:: Record set
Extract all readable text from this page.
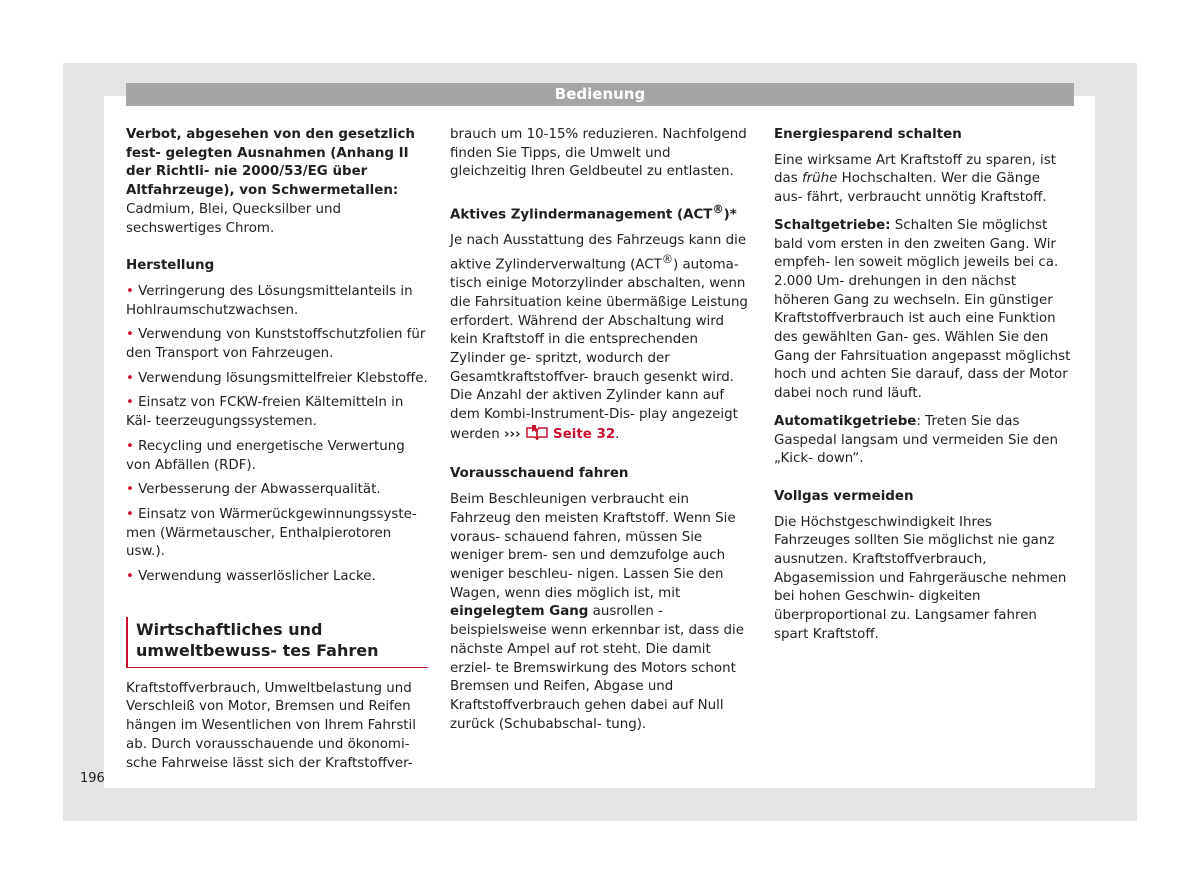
Bedienung

Verbot, abgesehen von den gesetzlich fest- gelegten Ausnahmen (Anhang II der Richtli- nie 2000/53/EG über Altfahrzeuge), von Schwermetallen: Cadmium, Blei, Quecksilber und sechswertiges Chrom.

Herstellung

• Verringerung des Lösungsmittelanteils in Hohlraumschutzwachsen.

• Verwendung von Kunststoffschutzfolien für den Transport von Fahrzeugen.

• Verwendung lösungsmittelfreier Klebstoffe.

• Einsatz von FCKW-freien Kältemitteln in Käl- teerzeugungssystemen.

• Recycling und energetische Verwertung von Abfällen (RDF).

• Verbesserung der Abwasserqualität.

• Einsatz von Wärmerückgewinnungssyste- men (Wärmetauscher, Enthalpierotoren usw.).

• Verwendung wasserlöslicher Lacke.

Wirtschaftliches und umweltbewuss- tes Fahren

Kraftstoffverbrauch, Umweltbelastung und Verschleiß von Motor, Bremsen und Reifen hängen im Wesentlichen von Ihrem Fahrstil ab. Durch vorausschauende und ökonomi- sche Fahrweise lässt sich der Kraftstoffver-

brauch um 10-15% reduzieren. Nachfolgend finden Sie Tipps, die Umwelt und gleichzeitig Ihren Geldbeutel zu entlasten.

Aktives Zylindermanagement (ACT®)*

Je nach Ausstattung des Fahrzeugs kann die aktive Zylinderverwaltung (ACT®) automa- tisch einige Motorzylinder abschalten, wenn die Fahrsituation keine übermäßige Leistung erfordert. Während der Abschaltung wird kein Kraftstoff in die entsprechenden Zylinder ge- spritzt, wodurch der Gesamtkraftstoffver- brauch gesenkt wird. Die Anzahl der aktiven Zylinder kann auf dem Kombi-Instrument-Dis- play angezeigt werden ››› Seite 32.

Vorausschauend fahren

Beim Beschleunigen verbraucht ein Fahrzeug den meisten Kraftstoff. Wenn Sie voraus- schauend fahren, müssen Sie weniger brem- sen und demzufolge auch weniger beschleu- nigen. Lassen Sie den Wagen, wenn dies möglich ist, mit eingelegtem Gang ausrollen - beispielsweise wenn erkennbar ist, dass die nächste Ampel auf rot steht. Die damit erziel- te Bremswirkung des Motors schont Bremsen und Reifen, Abgase und Kraftstoffverbrauch gehen dabei auf Null zurück (Schubabschal- tung).

Energiesparend schalten

Eine wirksame Art Kraftstoff zu sparen, ist das frühe Hochschalten. Wer die Gänge aus- fährt, verbraucht unnötig Kraftstoff.

Schaltgetriebe: Schalten Sie möglichst bald vom ersten in den zweiten Gang. Wir empfeh- len soweit möglich jeweils bei ca. 2.000 Um- drehungen in den nächst höheren Gang zu wechseln. Ein günstiger Kraftstoffverbrauch ist auch eine Funktion des gewählten Gan- ges. Wählen Sie den Gang der Fahrsituation angepasst möglichst hoch und achten Sie darauf, dass der Motor dabei noch rund läuft.

Automatikgetriebe: Treten Sie das Gaspedal langsam und vermeiden Sie den „Kick- down“.

Vollgas vermeiden

Die Höchstgeschwindigkeit Ihres Fahrzeuges sollten Sie möglichst nie ganz ausnutzen. Kraftstoffverbrauch, Abgasemission und Fahrgeräusche nehmen bei hohen Geschwin- digkeiten überproportional zu. Langsamer fahren spart Kraftstoff.

196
::::
## Short task
Please write out all of the material above without changing a word, and omit any pictures.

## Right answer
Extract all readable text from this page.
Bedienung

Verbot, abgesehen von den gesetzlich fest- gelegten Ausnahmen (Anhang II der Richtli- nie 2000/53/EG über Altfahrzeuge), von Schwermetallen: Cadmium, Blei, Quecksilber und sechswertiges Chrom.

Herstellung

• Verringerung des Lösungsmittelanteils in Hohlraumschutzwachsen.

• Verwendung von Kunststoffschutzfolien für den Transport von Fahrzeugen.

• Verwendung lösungsmittelfreier Klebstoffe.

• Einsatz von FCKW-freien Kältemitteln in Käl- teerzeugungssystemen.

• Recycling und energetische Verwertung von Abfällen (RDF).

• Verbesserung der Abwasserqualität.

• Einsatz von Wärmerückgewinnungssyste- men (Wärmetauscher, Enthalpierotoren usw.).

• Verwendung wasserlöslicher Lacke.

Wirtschaftliches und umweltbewuss- tes Fahren

Kraftstoffverbrauch, Umweltbelastung und Verschleiß von Motor, Bremsen und Reifen hängen im Wesentlichen von Ihrem Fahrstil ab. Durch vorausschauende und ökonomi- sche Fahrweise lässt sich der Kraftstoffver-

brauch um 10-15% reduzieren. Nachfolgend finden Sie Tipps, die Umwelt und gleichzeitig Ihren Geldbeutel zu entlasten.

Aktives Zylindermanagement (ACT®)*

Je nach Ausstattung des Fahrzeugs kann die aktive Zylinderverwaltung (ACT®) automa- tisch einige Motorzylinder abschalten, wenn die Fahrsituation keine übermäßige Leistung erfordert. Während der Abschaltung wird kein Kraftstoff in die entsprechenden Zylinder ge- spritzt, wodurch der Gesamtkraftstoffver- brauch gesenkt wird. Die Anzahl der aktiven Zylinder kann auf dem Kombi-Instrument-Dis- play angezeigt werden ››› Seite 32.

Vorausschauend fahren

Beim Beschleunigen verbraucht ein Fahrzeug den meisten Kraftstoff. Wenn Sie voraus- schauend fahren, müssen Sie weniger brem- sen und demzufolge auch weniger beschleu- nigen. Lassen Sie den Wagen, wenn dies möglich ist, mit eingelegtem Gang ausrollen - beispielsweise wenn erkennbar ist, dass die nächste Ampel auf rot steht. Die damit erziel- te Bremswirkung des Motors schont Bremsen und Reifen, Abgase und Kraftstoffverbrauch gehen dabei auf Null zurück (Schubabschal- tung).

Energiesparend schalten

Eine wirksame Art Kraftstoff zu sparen, ist das frühe Hochschalten. Wer die Gänge aus- fährt, verbraucht unnötig Kraftstoff.

Schaltgetriebe: Schalten Sie möglichst bald vom ersten in den zweiten Gang. Wir empfeh- len soweit möglich jeweils bei ca. 2.000 Um- drehungen in den nächst höheren Gang zu wechseln. Ein günstiger Kraftstoffverbrauch ist auch eine Funktion des gewählten Gan- ges. Wählen Sie den Gang der Fahrsituation angepasst möglichst hoch und achten Sie darauf, dass der Motor dabei noch rund läuft.

Automatikgetriebe: Treten Sie das Gaspedal langsam und vermeiden Sie den „Kick- down“.

Vollgas vermeiden

Die Höchstgeschwindigkeit Ihres Fahrzeuges sollten Sie möglichst nie ganz ausnutzen. Kraftstoffverbrauch, Abgasemission und Fahrgeräusche nehmen bei hohen Geschwin- digkeiten überproportional zu. Langsamer fahren spart Kraftstoff.

196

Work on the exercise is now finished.